== Exercise requirements ==
Count how many lines below contain the word "this", then give that number alone.

== Data for processing ==

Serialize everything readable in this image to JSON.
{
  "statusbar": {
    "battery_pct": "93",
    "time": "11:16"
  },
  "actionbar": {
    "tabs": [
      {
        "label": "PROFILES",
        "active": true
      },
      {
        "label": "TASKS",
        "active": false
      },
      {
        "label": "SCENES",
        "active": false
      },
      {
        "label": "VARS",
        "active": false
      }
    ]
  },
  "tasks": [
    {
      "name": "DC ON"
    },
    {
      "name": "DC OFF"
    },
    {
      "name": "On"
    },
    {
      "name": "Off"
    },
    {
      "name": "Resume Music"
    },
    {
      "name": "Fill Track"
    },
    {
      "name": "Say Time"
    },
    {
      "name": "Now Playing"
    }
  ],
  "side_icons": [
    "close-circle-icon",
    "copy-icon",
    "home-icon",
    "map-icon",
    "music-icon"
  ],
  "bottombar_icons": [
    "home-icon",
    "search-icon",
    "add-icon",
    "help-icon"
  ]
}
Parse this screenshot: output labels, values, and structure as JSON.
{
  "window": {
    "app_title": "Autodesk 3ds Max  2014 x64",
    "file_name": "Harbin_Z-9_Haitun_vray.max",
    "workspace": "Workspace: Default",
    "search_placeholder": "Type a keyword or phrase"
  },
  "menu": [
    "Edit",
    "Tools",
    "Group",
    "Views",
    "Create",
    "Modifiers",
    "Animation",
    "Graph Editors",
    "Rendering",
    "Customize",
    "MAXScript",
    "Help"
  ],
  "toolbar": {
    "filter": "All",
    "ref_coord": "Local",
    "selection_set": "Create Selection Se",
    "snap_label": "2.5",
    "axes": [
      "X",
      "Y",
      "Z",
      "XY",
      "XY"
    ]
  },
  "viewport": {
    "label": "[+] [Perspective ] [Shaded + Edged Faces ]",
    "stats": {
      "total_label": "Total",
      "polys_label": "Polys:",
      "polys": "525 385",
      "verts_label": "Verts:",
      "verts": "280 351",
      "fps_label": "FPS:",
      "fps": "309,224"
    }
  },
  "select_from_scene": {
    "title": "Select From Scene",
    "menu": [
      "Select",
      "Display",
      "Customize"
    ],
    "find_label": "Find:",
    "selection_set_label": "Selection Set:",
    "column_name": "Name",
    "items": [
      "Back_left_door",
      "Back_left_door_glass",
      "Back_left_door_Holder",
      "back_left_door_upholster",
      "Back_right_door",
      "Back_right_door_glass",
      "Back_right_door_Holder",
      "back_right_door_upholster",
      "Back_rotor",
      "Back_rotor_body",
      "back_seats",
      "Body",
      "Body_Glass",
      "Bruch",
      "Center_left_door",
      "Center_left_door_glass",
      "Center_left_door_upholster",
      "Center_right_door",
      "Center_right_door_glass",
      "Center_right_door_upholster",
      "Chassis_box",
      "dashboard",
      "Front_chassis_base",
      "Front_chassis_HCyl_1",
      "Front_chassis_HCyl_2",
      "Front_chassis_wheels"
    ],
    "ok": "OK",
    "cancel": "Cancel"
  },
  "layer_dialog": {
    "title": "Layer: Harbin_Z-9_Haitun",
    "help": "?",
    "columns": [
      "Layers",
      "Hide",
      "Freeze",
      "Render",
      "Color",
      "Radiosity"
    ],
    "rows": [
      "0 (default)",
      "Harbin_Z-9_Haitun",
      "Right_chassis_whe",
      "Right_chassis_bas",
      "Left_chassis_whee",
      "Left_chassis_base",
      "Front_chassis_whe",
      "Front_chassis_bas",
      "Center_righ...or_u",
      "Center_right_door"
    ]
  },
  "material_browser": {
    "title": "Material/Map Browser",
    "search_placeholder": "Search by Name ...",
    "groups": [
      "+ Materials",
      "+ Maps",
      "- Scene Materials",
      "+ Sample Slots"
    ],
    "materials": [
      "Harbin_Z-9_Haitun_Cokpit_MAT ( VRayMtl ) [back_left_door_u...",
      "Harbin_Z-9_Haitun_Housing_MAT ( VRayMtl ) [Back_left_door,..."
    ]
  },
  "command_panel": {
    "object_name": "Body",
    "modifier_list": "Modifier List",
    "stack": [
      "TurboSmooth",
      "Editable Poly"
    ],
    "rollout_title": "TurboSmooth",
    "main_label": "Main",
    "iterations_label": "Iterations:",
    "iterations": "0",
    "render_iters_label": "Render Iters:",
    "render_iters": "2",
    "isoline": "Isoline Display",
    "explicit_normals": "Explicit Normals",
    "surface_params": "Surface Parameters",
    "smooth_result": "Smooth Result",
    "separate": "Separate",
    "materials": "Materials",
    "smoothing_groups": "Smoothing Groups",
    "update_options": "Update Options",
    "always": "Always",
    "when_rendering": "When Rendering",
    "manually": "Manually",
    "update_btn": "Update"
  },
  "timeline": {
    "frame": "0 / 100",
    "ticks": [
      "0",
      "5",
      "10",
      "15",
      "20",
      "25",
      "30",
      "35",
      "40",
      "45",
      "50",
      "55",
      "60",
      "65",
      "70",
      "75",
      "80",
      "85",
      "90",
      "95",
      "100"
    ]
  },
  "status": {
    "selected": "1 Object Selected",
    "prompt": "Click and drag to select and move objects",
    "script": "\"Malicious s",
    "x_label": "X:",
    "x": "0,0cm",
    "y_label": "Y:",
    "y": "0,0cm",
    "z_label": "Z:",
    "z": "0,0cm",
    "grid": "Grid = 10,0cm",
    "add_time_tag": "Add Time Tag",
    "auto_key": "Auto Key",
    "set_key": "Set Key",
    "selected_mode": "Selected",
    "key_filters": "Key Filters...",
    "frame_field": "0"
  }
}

== Exercise response ==
2